→ Problem to work on: Find every line in the records below that holds the word "nEntities" and copy it.
▽
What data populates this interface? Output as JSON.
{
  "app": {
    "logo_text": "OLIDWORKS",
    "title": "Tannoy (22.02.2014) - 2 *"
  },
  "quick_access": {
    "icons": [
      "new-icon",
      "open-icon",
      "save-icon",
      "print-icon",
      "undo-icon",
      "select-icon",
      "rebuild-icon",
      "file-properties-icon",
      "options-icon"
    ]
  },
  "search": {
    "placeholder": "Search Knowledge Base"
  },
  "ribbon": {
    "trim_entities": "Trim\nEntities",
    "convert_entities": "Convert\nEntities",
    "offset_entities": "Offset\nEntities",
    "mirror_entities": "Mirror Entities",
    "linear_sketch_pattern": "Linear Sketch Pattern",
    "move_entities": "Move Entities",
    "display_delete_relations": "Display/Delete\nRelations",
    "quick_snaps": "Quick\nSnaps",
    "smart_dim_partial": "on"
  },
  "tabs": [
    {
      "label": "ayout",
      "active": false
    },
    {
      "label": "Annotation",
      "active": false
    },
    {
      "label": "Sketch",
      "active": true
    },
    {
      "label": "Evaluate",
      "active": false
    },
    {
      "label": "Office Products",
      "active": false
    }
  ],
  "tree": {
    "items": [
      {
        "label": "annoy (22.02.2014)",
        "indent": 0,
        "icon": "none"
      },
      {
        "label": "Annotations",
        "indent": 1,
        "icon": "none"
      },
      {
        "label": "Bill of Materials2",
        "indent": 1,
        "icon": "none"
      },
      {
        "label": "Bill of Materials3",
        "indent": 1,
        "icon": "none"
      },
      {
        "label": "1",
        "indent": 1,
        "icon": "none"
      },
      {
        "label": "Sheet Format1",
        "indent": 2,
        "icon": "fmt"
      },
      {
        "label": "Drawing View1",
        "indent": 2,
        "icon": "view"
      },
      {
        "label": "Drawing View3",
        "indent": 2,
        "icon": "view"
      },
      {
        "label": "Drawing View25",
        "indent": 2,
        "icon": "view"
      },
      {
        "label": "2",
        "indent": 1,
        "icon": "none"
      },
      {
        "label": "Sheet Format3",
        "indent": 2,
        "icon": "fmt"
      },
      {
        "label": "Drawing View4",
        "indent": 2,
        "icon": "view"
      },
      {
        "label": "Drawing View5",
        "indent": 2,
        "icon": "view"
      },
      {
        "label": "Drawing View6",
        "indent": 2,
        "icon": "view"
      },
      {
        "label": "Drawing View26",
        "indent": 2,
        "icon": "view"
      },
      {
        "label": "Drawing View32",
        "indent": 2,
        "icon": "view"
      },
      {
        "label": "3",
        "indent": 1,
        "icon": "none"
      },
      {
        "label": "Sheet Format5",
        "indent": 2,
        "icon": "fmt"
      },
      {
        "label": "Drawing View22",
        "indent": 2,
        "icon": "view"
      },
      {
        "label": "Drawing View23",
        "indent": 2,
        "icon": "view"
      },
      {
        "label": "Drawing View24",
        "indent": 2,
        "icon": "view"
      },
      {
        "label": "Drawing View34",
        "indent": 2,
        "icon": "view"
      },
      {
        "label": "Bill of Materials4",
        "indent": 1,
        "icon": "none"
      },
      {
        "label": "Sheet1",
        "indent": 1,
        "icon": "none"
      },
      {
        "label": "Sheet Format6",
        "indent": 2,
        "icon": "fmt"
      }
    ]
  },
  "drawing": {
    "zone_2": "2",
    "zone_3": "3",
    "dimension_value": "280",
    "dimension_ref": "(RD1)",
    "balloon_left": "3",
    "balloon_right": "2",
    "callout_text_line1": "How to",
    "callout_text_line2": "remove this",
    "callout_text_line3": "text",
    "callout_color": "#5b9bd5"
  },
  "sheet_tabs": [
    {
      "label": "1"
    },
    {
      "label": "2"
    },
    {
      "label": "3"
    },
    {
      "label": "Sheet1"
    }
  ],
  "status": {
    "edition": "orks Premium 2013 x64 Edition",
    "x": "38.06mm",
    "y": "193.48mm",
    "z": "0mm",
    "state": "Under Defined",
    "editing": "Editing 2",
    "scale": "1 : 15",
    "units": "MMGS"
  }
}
△
→ Written solution:
    "trim_entities": "Trim\nEntities",
    "convert_entities": "Convert\nEntities",
    "offset_entities": "Offset\nEntities",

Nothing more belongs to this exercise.